> [Exercise objective] Copy the data below exactly, omitting any picture it contains.

-- BEGIN --

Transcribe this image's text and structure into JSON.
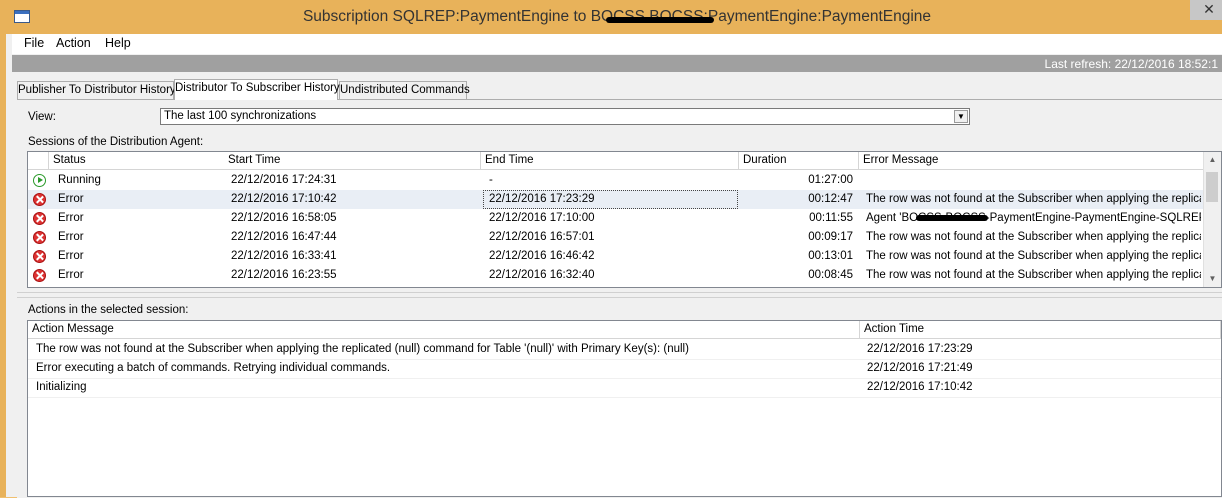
{
  "window": {
    "title": "Subscription SQLREP:PaymentEngine to BOCSS.BOCSS:PaymentEngine:PaymentEngine",
    "close_glyph": "✕"
  },
  "menu": [
    "File",
    "Action",
    "Help"
  ],
  "refresh": {
    "text": "Last refresh: 22/12/2016 18:52:1"
  },
  "tabs": [
    {
      "label": "Publisher To Distributor History",
      "active": false
    },
    {
      "label": "Distributor To Subscriber History",
      "active": true
    },
    {
      "label": "Undistributed Commands",
      "active": false
    }
  ],
  "view": {
    "label": "View:",
    "value": "The last 100 synchronizations"
  },
  "sessions": {
    "label": "Sessions of the Distribution Agent:",
    "columns": [
      "Status",
      "Start Time",
      "End Time",
      "Duration",
      "Error Message"
    ],
    "rows": [
      {
        "icon": "running-icon",
        "status": "Running",
        "start": "22/12/2016 17:24:31",
        "end": "-",
        "duration": "01:27:00",
        "message": ""
      },
      {
        "icon": "error-icon",
        "status": "Error",
        "start": "22/12/2016 17:10:42",
        "end": "22/12/2016 17:23:29",
        "duration": "00:12:47",
        "message": "The row was not found at the Subscriber when applying the replicat..."
      },
      {
        "icon": "error-icon",
        "status": "Error",
        "start": "22/12/2016 16:58:05",
        "end": "22/12/2016 17:10:00",
        "duration": "00:11:55",
        "message": "Agent 'BOCSS-BOCSS-PaymentEngine-PaymentEngine-SQLREP-..."
      },
      {
        "icon": "error-icon",
        "status": "Error",
        "start": "22/12/2016 16:47:44",
        "end": "22/12/2016 16:57:01",
        "duration": "00:09:17",
        "message": "The row was not found at the Subscriber when applying the replicat..."
      },
      {
        "icon": "error-icon",
        "status": "Error",
        "start": "22/12/2016 16:33:41",
        "end": "22/12/2016 16:46:42",
        "duration": "00:13:01",
        "message": "The row was not found at the Subscriber when applying the replicat..."
      },
      {
        "icon": "error-icon",
        "status": "Error",
        "start": "22/12/2016 16:23:55",
        "end": "22/12/2016 16:32:40",
        "duration": "00:08:45",
        "message": "The row was not found at the Subscriber when applying the replicat..."
      }
    ]
  },
  "actions": {
    "label": "Actions in the selected session:",
    "columns": [
      "Action Message",
      "Action Time"
    ],
    "rows": [
      {
        "message": "The row was not found at the Subscriber when applying the replicated (null) command for Table '(null)' with Primary Key(s): (null)",
        "time": "22/12/2016 17:23:29"
      },
      {
        "message": "Error executing a batch of commands. Retrying individual commands.",
        "time": "22/12/2016 17:21:49"
      },
      {
        "message": "Initializing",
        "time": "22/12/2016 17:10:42"
      }
    ]
  }
}
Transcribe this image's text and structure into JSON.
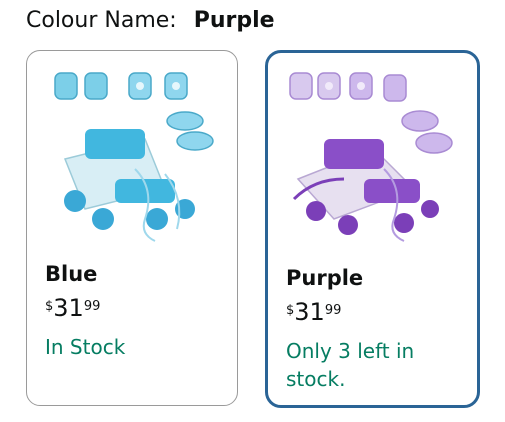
{
  "header": {
    "label": "Colour Name:",
    "value": "Purple"
  },
  "options": [
    {
      "name": "Blue",
      "currency": "$",
      "price_whole": "31",
      "price_fraction": "99",
      "availability": "In Stock",
      "selected": false,
      "accent": "#5bc0de"
    },
    {
      "name": "Purple",
      "currency": "$",
      "price_whole": "31",
      "price_fraction": "99",
      "availability": "Only 3 left in stock.",
      "selected": true,
      "accent": "#8e44ad"
    }
  ],
  "colors": {
    "stock_green": "#067d62",
    "selected_border": "#2a6496",
    "unselected_border": "#9a9a9a"
  }
}
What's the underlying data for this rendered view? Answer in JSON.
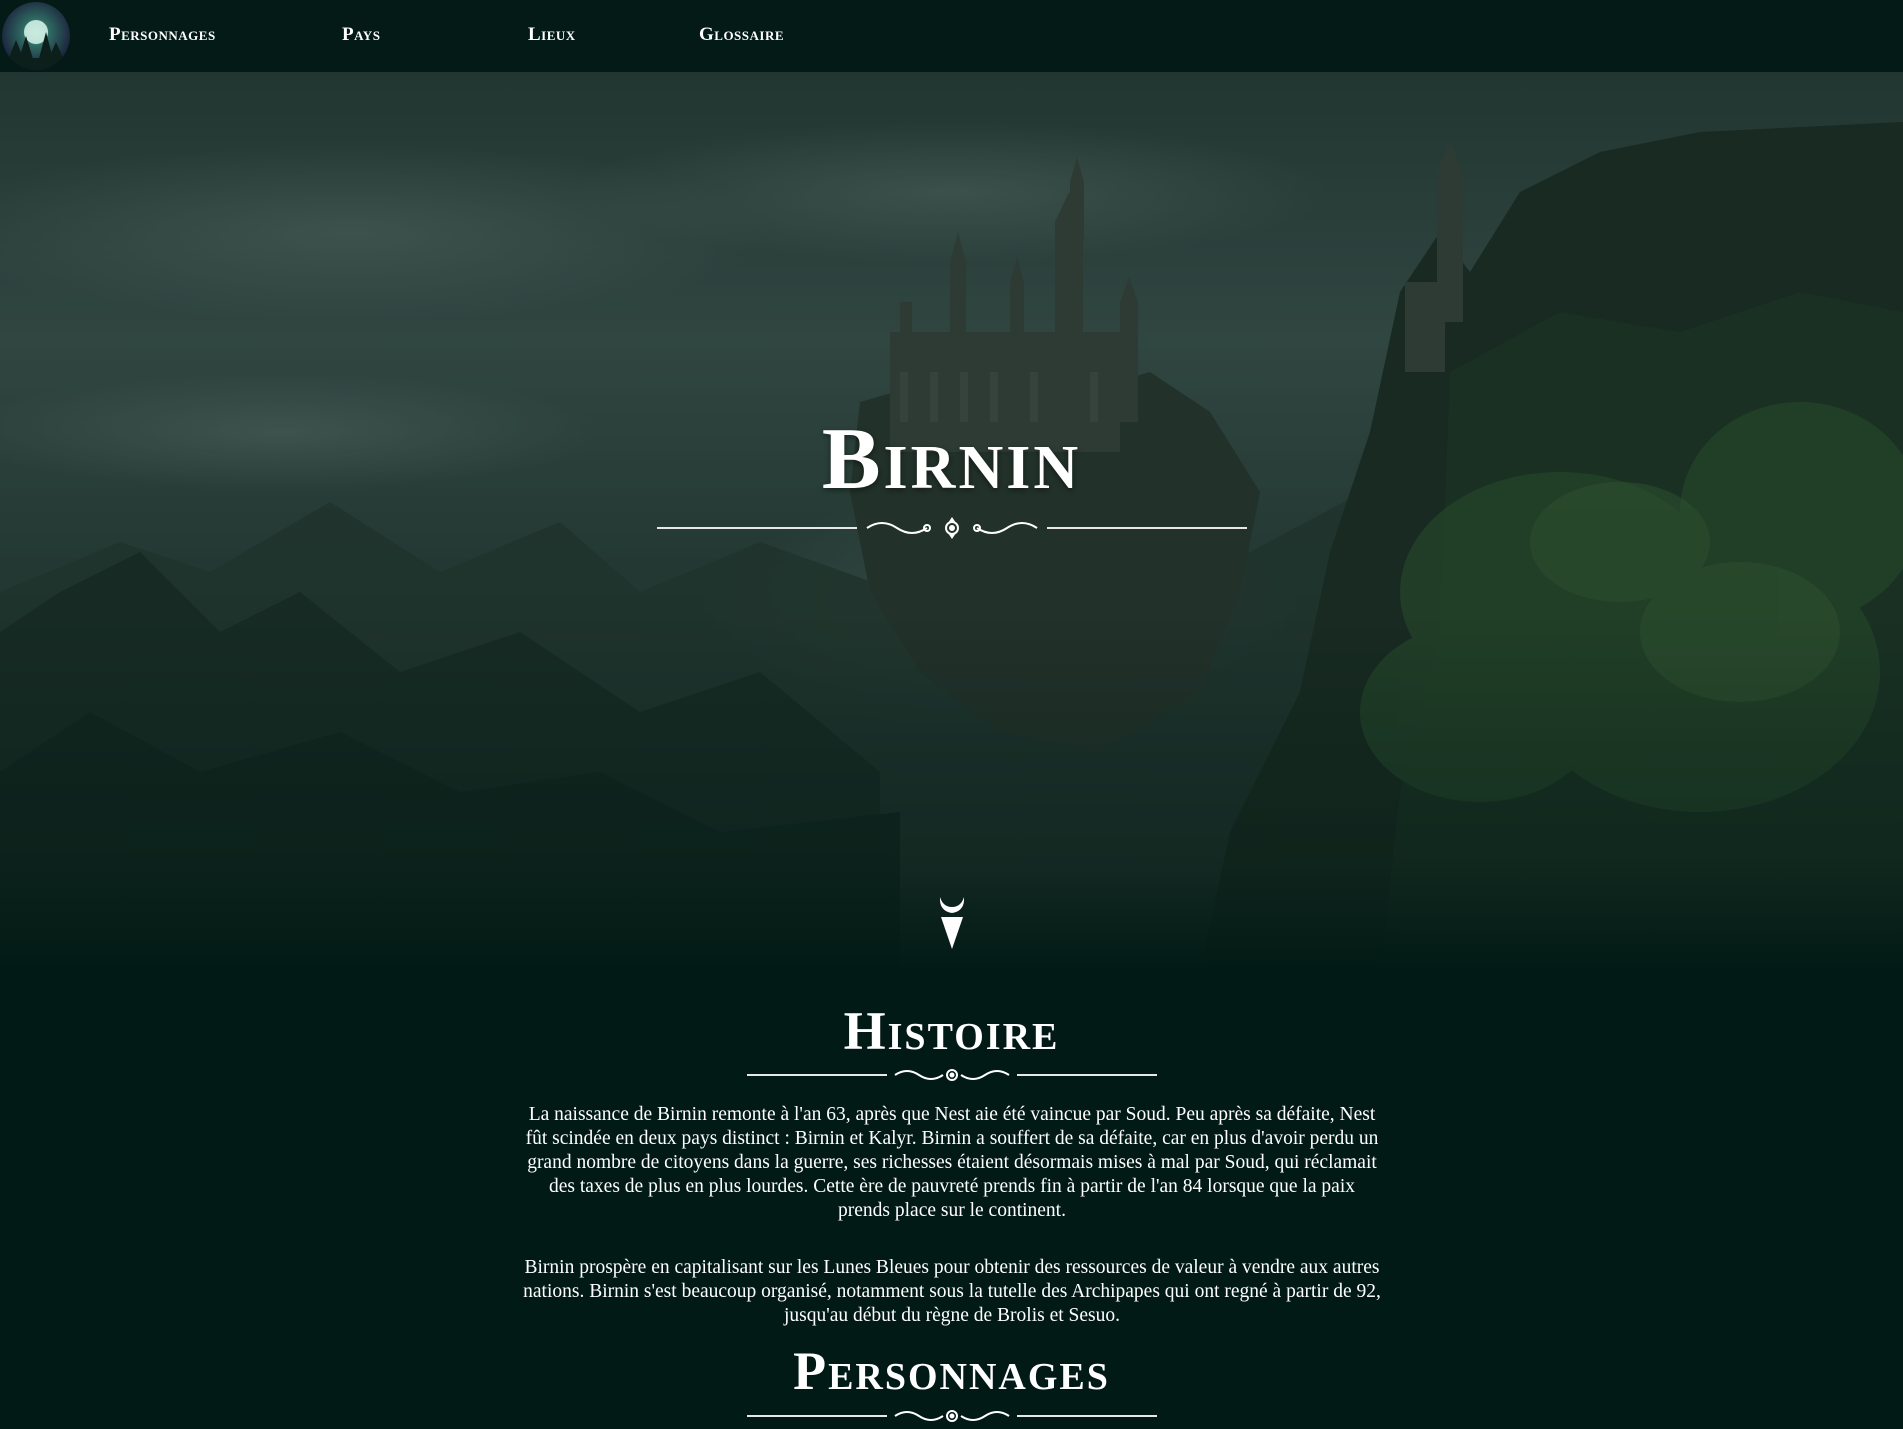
{
  "nav": {
    "logo_icon": "forest-moon-logo",
    "items": [
      {
        "label": "Personnages"
      },
      {
        "label": "Pays"
      },
      {
        "label": "Lieux"
      },
      {
        "label": "Glossaire"
      }
    ]
  },
  "hero": {
    "title": "Birnin",
    "background": "dark fantasy castle on cliff, misty mountains"
  },
  "emblem_icon": "crescent-blade-emblem",
  "histoire": {
    "title": "Histoire",
    "paragraphs": [
      "La naissance de Birnin remonte à l'an 63, après que Nest aie été vaincue par Soud. Peu après sa défaite, Nest fût scindée en deux pays distinct : Birnin et Kalyr. Birnin a souffert de sa défaite, car en plus d'avoir perdu un grand nombre de citoyens dans la guerre, ses richesses étaient désormais mises à mal par Soud, qui réclamait des taxes de plus en plus lourdes. Cette ère de pauvreté prends fin à partir de l'an 84 lorsque que la paix prends place sur le continent.",
      "Birnin prospère en capitalisant sur les Lunes Bleues pour obtenir des ressources de valeur à vendre aux autres nations. Birnin s'est beaucoup organisé, notamment sous la tutelle des Archipapes qui ont regné à partir de 92, jusqu'au début du règne de Brolis et Sesuo."
    ]
  },
  "personnages": {
    "title": "Personnages"
  },
  "colors": {
    "background": "#021a15",
    "nav": "#031a16",
    "text": "#ffffff"
  }
}
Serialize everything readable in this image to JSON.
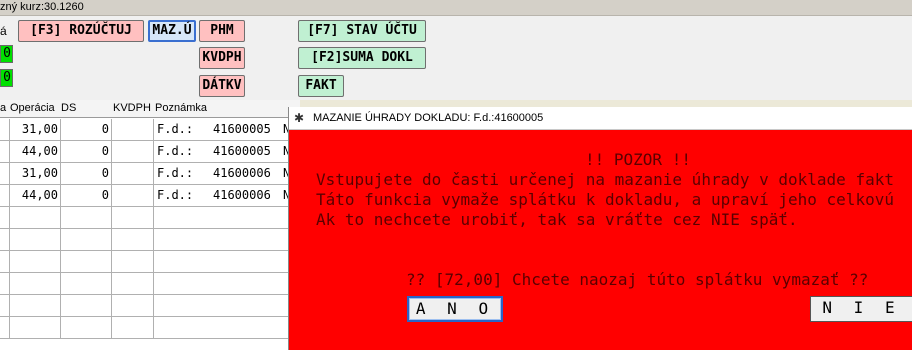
{
  "topbar": {
    "label": "zný kurz:30.1260"
  },
  "toolbar": {
    "left_label": "á",
    "green_fields": [
      "0",
      "0"
    ],
    "buttons": {
      "rozuctuj": "[F3] ROZÚČTUJ",
      "mazu": "MAZ.Ú",
      "phm": "PHM",
      "kvdph": "KVDPH",
      "datkv": "DÁTKV",
      "stav_uctu": "[F7] STAV ÚČTU",
      "suma_dokl": "[F2]SUMA DOKL",
      "fakt": "FAKT"
    }
  },
  "grid": {
    "headers": [
      "a",
      "Operácia",
      "DS",
      "KVDPH",
      "Poznámka"
    ],
    "rows": [
      {
        "operacia": "31,00",
        "ds": "0",
        "kvdph": "",
        "typ": "F.d.:",
        "cislo": "41600005",
        "extra": "N"
      },
      {
        "operacia": "44,00",
        "ds": "0",
        "kvdph": "",
        "typ": "F.d.:",
        "cislo": "41600005",
        "extra": "N"
      },
      {
        "operacia": "31,00",
        "ds": "0",
        "kvdph": "",
        "typ": "F.d.:",
        "cislo": "41600006",
        "extra": "N"
      },
      {
        "operacia": "44,00",
        "ds": "0",
        "kvdph": "",
        "typ": "F.d.:",
        "cislo": "41600006",
        "extra": "N"
      }
    ]
  },
  "dialog": {
    "title": "MAZANIE ÚHRADY DOKLADU: F.d.:41600005",
    "warning_title": "!! POZOR !!",
    "line1": "Vstupujete do časti určenej na mazanie úhrady v doklade fakt",
    "line2": "Táto funkcia vymaže splátku k dokladu, a upraví jeho celkovú",
    "line3": "Ak to nechcete urobiť, tak sa vráťte cez NIE späť.",
    "question": "?? [72,00] Chcete naozaj túto splátku vymazať ??",
    "yes_label": "A N O",
    "no_label": "N I E",
    "colors": {
      "background": "#ff0000",
      "text": "#5a0000"
    }
  }
}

-- END --

> [Written reply]
Transcribe this image's text and structure into JSON.
{
  "window": {
    "title": "Subscription SQLREP:PaymentEngine to BOCSS.BOCSS:PaymentEngine:PaymentEngine",
    "close_glyph": "✕"
  },
  "menu": [
    "File",
    "Action",
    "Help"
  ],
  "refresh": {
    "text": "Last refresh: 22/12/2016 18:52:1"
  },
  "tabs": [
    {
      "label": "Publisher To Distributor History",
      "active": false
    },
    {
      "label": "Distributor To Subscriber History",
      "active": true
    },
    {
      "label": "Undistributed Commands",
      "active": false
    }
  ],
  "view": {
    "label": "View:",
    "value": "The last 100 synchronizations"
  },
  "sessions": {
    "label": "Sessions of the Distribution Agent:",
    "columns": [
      "Status",
      "Start Time",
      "End Time",
      "Duration",
      "Error Message"
    ],
    "rows": [
      {
        "icon": "running-icon",
        "status": "Running",
        "start": "22/12/2016 17:24:31",
        "end": "-",
        "duration": "01:27:00",
        "message": ""
      },
      {
        "icon": "error-icon",
        "status": "Error",
        "start": "22/12/2016 17:10:42",
        "end": "22/12/2016 17:23:29",
        "duration": "00:12:47",
        "message": "The row was not found at the Subscriber when applying the replicat..."
      },
      {
        "icon": "error-icon",
        "status": "Error",
        "start": "22/12/2016 16:58:05",
        "end": "22/12/2016 17:10:00",
        "duration": "00:11:55",
        "message": "Agent 'BOCSS-BOCSS-PaymentEngine-PaymentEngine-SQLREP-..."
      },
      {
        "icon": "error-icon",
        "status": "Error",
        "start": "22/12/2016 16:47:44",
        "end": "22/12/2016 16:57:01",
        "duration": "00:09:17",
        "message": "The row was not found at the Subscriber when applying the replicat..."
      },
      {
        "icon": "error-icon",
        "status": "Error",
        "start": "22/12/2016 16:33:41",
        "end": "22/12/2016 16:46:42",
        "duration": "00:13:01",
        "message": "The row was not found at the Subscriber when applying the replicat..."
      },
      {
        "icon": "error-icon",
        "status": "Error",
        "start": "22/12/2016 16:23:55",
        "end": "22/12/2016 16:32:40",
        "duration": "00:08:45",
        "message": "The row was not found at the Subscriber when applying the replicat..."
      }
    ]
  },
  "actions": {
    "label": "Actions in the selected session:",
    "columns": [
      "Action Message",
      "Action Time"
    ],
    "rows": [
      {
        "message": "The row was not found at the Subscriber when applying the replicated (null) command for Table '(null)' with Primary Key(s): (null)",
        "time": "22/12/2016 17:23:29"
      },
      {
        "message": "Error executing a batch of commands. Retrying individual commands.",
        "time": "22/12/2016 17:21:49"
      },
      {
        "message": "Initializing",
        "time": "22/12/2016 17:10:42"
      }
    ]
  }
}
Transcribe this image's text and structure into JSON.
{
  "header": {
    "label": "Colour Name:",
    "value": "Purple"
  },
  "options": [
    {
      "name": "Blue",
      "currency": "$",
      "price_whole": "31",
      "price_fraction": "99",
      "availability": "In Stock",
      "selected": false,
      "accent": "#5bc0de"
    },
    {
      "name": "Purple",
      "currency": "$",
      "price_whole": "31",
      "price_fraction": "99",
      "availability": "Only 3 left in stock.",
      "selected": true,
      "accent": "#8e44ad"
    }
  ],
  "colors": {
    "stock_green": "#067d62",
    "selected_border": "#2a6496",
    "unselected_border": "#9a9a9a"
  }
}
What's the underlying data for this rendered view? Answer in JSON.
{
  "nav": {
    "logo_icon": "forest-moon-logo",
    "items": [
      {
        "label": "Personnages"
      },
      {
        "label": "Pays"
      },
      {
        "label": "Lieux"
      },
      {
        "label": "Glossaire"
      }
    ]
  },
  "hero": {
    "title": "Birnin",
    "background": "dark fantasy castle on cliff, misty mountains"
  },
  "emblem_icon": "crescent-blade-emblem",
  "histoire": {
    "title": "Histoire",
    "paragraphs": [
      "La naissance de Birnin remonte à l'an 63, après que Nest aie été vaincue par Soud. Peu après sa défaite, Nest fût scindée en deux pays distinct : Birnin et Kalyr. Birnin a souffert de sa défaite, car en plus d'avoir perdu un grand nombre de citoyens dans la guerre, ses richesses étaient désormais mises à mal par Soud, qui réclamait des taxes de plus en plus lourdes. Cette ère de pauvreté prends fin à partir de l'an 84 lorsque que la paix prends place sur le continent.",
      "Birnin prospère en capitalisant sur les Lunes Bleues pour obtenir des ressources de valeur à vendre aux autres nations. Birnin s'est beaucoup organisé, notamment sous la tutelle des Archipapes qui ont regné à partir de 92, jusqu'au début du règne de Brolis et Sesuo."
    ]
  },
  "personnages": {
    "title": "Personnages"
  },
  "colors": {
    "background": "#021a15",
    "nav": "#031a16",
    "text": "#ffffff"
  }
}
Serialize everything readable in this image to JSON.
{
  "topbar": {
    "label": "zný kurz:30.1260"
  },
  "toolbar": {
    "left_label": "á",
    "green_fields": [
      "0",
      "0"
    ],
    "buttons": {
      "rozuctuj": "[F3] ROZÚČTUJ",
      "mazu": "MAZ.Ú",
      "phm": "PHM",
      "kvdph": "KVDPH",
      "datkv": "DÁTKV",
      "stav_uctu": "[F7] STAV ÚČTU",
      "suma_dokl": "[F2]SUMA DOKL",
      "fakt": "FAKT"
    }
  },
  "grid": {
    "headers": [
      "a",
      "Operácia",
      "DS",
      "KVDPH",
      "Poznámka"
    ],
    "rows": [
      {
        "operacia": "31,00",
        "ds": "0",
        "kvdph": "",
        "typ": "F.d.:",
        "cislo": "41600005",
        "extra": "N"
      },
      {
        "operacia": "44,00",
        "ds": "0",
        "kvdph": "",
        "typ": "F.d.:",
        "cislo": "41600005",
        "extra": "N"
      },
      {
        "operacia": "31,00",
        "ds": "0",
        "kvdph": "",
        "typ": "F.d.:",
        "cislo": "41600006",
        "extra": "N"
      },
      {
        "operacia": "44,00",
        "ds": "0",
        "kvdph": "",
        "typ": "F.d.:",
        "cislo": "41600006",
        "extra": "N"
      }
    ]
  },
  "dialog": {
    "title": "MAZANIE ÚHRADY DOKLADU: F.d.:41600005",
    "warning_title": "!! POZOR !!",
    "line1": "Vstupujete do časti určenej na mazanie úhrady v doklade fakt",
    "line2": "Táto funkcia vymaže splátku k dokladu, a upraví jeho celkovú",
    "line3": "Ak to nechcete urobiť, tak sa vráťte cez NIE späť.",
    "question": "?? [72,00] Chcete naozaj túto splátku vymazať ??",
    "yes_label": "A N O",
    "no_label": "N I E",
    "colors": {
      "background": "#ff0000",
      "text": "#5a0000"
    }
  }
}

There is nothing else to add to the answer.